**Exercise task**
Go through the data below and copy it exactly, skipping every picture.

**Data**
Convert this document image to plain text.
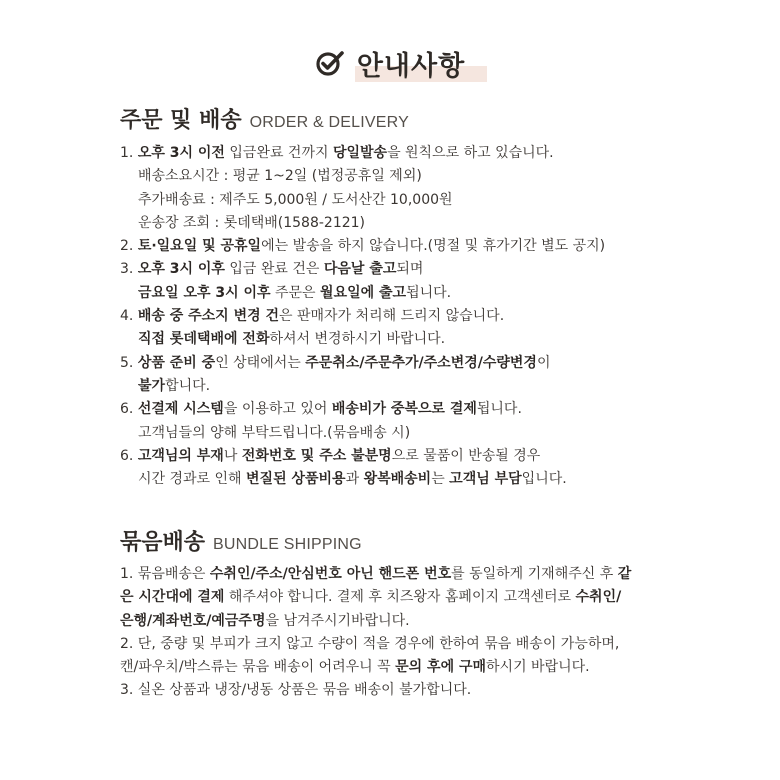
안내사항
주문 및 배송 ORDER & DELIVERY
1. 오후 3시 이전 입금완료 건까지 당일발송을 원칙으로 하고 있습니다.
배송소요시간 : 평균 1~2일 (법정공휴일 제외)
추가배송료 : 제주도 5,000원 / 도서산간 10,000원
운송장 조회 : 롯데택배(1588-2121)
2. 토·일요일 및 공휴일에는 발송을 하지 않습니다.(명절 및 휴가기간 별도 공지)
3. 오후 3시 이후 입금 완료 건은 다음날 출고되며
금요일 오후 3시 이후 주문은 월요일에 출고됩니다.
4. 배송 중 주소지 변경 건은 판매자가 처리해 드리지 않습니다.
직접 롯데택배에 전화하셔서 변경하시기 바랍니다.
5. 상품 준비 중인 상태에서는 주문취소/주문추가/주소변경/수량변경이
불가합니다.
6. 선결제 시스템을 이용하고 있어 배송비가 중복으로 결제됩니다.
고객님들의 양해 부탁드립니다.(묶음배송 시)
6. 고객님의 부재나 전화번호 및 주소 불분명으로 물품이 반송될 경우
시간 경과로 인해 변질된 상품비용과 왕복배송비는 고객님 부담입니다.
묶음배송 BUNDLE SHIPPING
1. 묶음배송은 수취인/주소/안심번호 아닌 핸드폰 번호를 동일하게 기재해주신 후 같은 시간대에 결제 해주셔야 합니다. 결제 후 치즈왕자 홈페이지 고객센터로 수취인/은행/계좌번호/예금주명을 남겨주시기바랍니다.
2. 단, 중량 및 부피가 크지 않고 수량이 적을 경우에 한하여 묶음 배송이 가능하며, 캔/파우치/박스류는 묶음 배송이 어려우니 꼭 문의 후에 구매하시기 바랍니다.
3. 실온 상품과 냉장/냉동 상품은 묶음 배송이 불가합니다.
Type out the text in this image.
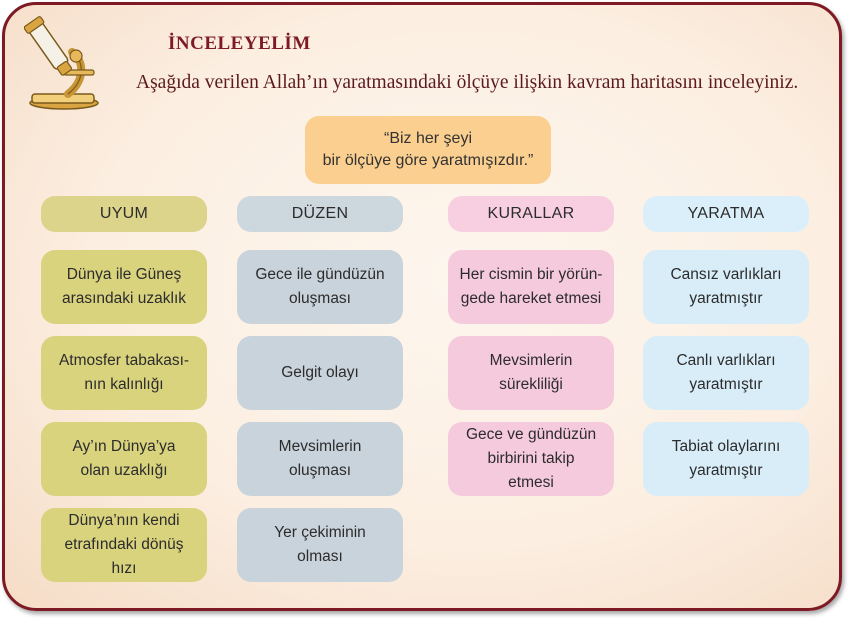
İNCELEYELİM
Aşağıda verilen Allah’ın yaratmasındaki ölçüye ilişkin kavram haritasını inceleyiniz.
“Biz her şeyi
bir ölçüye göre yaratmışızdır.”
UYUM
Dünya ile Güneş
arasındaki uzaklık
Atmosfer tabakası-
nın kalınlığı
Ay’ın Dünya’ya
olan uzaklığı
Dünya’nın kendi
etrafındaki dönüş
hızı
DÜZEN
Gece ile gündüzün
oluşması
Gelgit olayı
Mevsimlerin
oluşması
Yer çekiminin
olması
KURALLAR
Her cismin bir yörün-
gede hareket etmesi
Mevsimlerin
sürekliliği
Gece ve gündüzün
birbirini takip
etmesi
YARATMA
Cansız varlıkları
yaratmıştır
Canlı varlıkları
yaratmıştır
Tabiat olaylarını
yaratmıştır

**Exercise result**
Convert this document image to plain text.
안내사항
주문 및 배송 ORDER & DELIVERY
1. 오후 3시 이전 입금완료 건까지 당일발송을 원칙으로 하고 있습니다.
배송소요시간 : 평균 1~2일 (법정공휴일 제외)
추가배송료 : 제주도 5,000원 / 도서산간 10,000원
운송장 조회 : 롯데택배(1588-2121)
2. 토·일요일 및 공휴일에는 발송을 하지 않습니다.(명절 및 휴가기간 별도 공지)
3. 오후 3시 이후 입금 완료 건은 다음날 출고되며
금요일 오후 3시 이후 주문은 월요일에 출고됩니다.
4. 배송 중 주소지 변경 건은 판매자가 처리해 드리지 않습니다.
직접 롯데택배에 전화하셔서 변경하시기 바랍니다.
5. 상품 준비 중인 상태에서는 주문취소/주문추가/주소변경/수량변경이
불가합니다.
6. 선결제 시스템을 이용하고 있어 배송비가 중복으로 결제됩니다.
고객님들의 양해 부탁드립니다.(묶음배송 시)
6. 고객님의 부재나 전화번호 및 주소 불분명으로 물품이 반송될 경우
시간 경과로 인해 변질된 상품비용과 왕복배송비는 고객님 부담입니다.
묶음배송 BUNDLE SHIPPING
1. 묶음배송은 수취인/주소/안심번호 아닌 핸드폰 번호를 동일하게 기재해주신 후 같은 시간대에 결제 해주셔야 합니다. 결제 후 치즈왕자 홈페이지 고객센터로 수취인/은행/계좌번호/예금주명을 남겨주시기바랍니다.
2. 단, 중량 및 부피가 크지 않고 수량이 적을 경우에 한하여 묶음 배송이 가능하며, 캔/파우치/박스류는 묶음 배송이 어려우니 꼭 문의 후에 구매하시기 바랍니다.
3. 실온 상품과 냉장/냉동 상품은 묶음 배송이 불가합니다.
Type out the text in this image.
İNCELEYELİM
Aşağıda verilen Allah’ın yaratmasındaki ölçüye ilişkin kavram haritasını inceleyiniz.
“Biz her şeyi
bir ölçüye göre yaratmışızdır.”
UYUM
Dünya ile Güneş
arasındaki uzaklık
Atmosfer tabakası-
nın kalınlığı
Ay’ın Dünya’ya
olan uzaklığı
Dünya’nın kendi
etrafındaki dönüş
hızı
DÜZEN
Gece ile gündüzün
oluşması
Gelgit olayı
Mevsimlerin
oluşması
Yer çekiminin
olması
KURALLAR
Her cismin bir yörün-
gede hareket etmesi
Mevsimlerin
sürekliliği
Gece ve gündüzün
birbirini takip
etmesi
YARATMA
Cansız varlıkları
yaratmıştır
Canlı varlıkları
yaratmıştır
Tabiat olaylarını
yaratmıştır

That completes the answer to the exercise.